▶ [What this task involves]: Give every line again exactly as it appears, please, but not the pictures.

(Extracted data entries)

= = = =

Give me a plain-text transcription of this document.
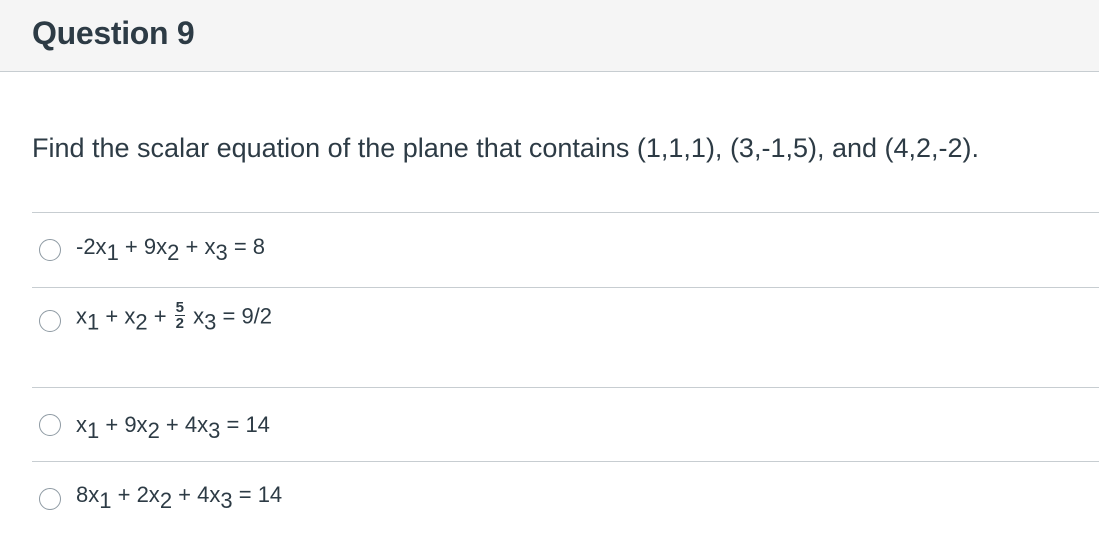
Question 9
Find the scalar equation of the plane that contains (1,1,1), (3,-1,5), and (4,2,-2).
$-2x_1 + 9x_2 + x_3 = 8$
$x_1 + x_2 + \frac{5}{2} x_3 = 9/2$
$x_1 + 9x_2 + 4x_3 = 14$
$8x_1 + 2x_2 + 4x_3 = 14$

= = = =

▶ [Exercise response]:
Give me a plain-text transcription of this document.
Question 9
Find the scalar equation of the plane that contains (1,1,1), (3,-1,5), and (4,2,-2).
$-2x_1 + 9x_2 + x_3 = 8$
$x_1 + x_2 + \frac{5}{2} x_3 = 9/2$
$x_1 + 9x_2 + 4x_3 = 14$
$8x_1 + 2x_2 + 4x_3 = 14$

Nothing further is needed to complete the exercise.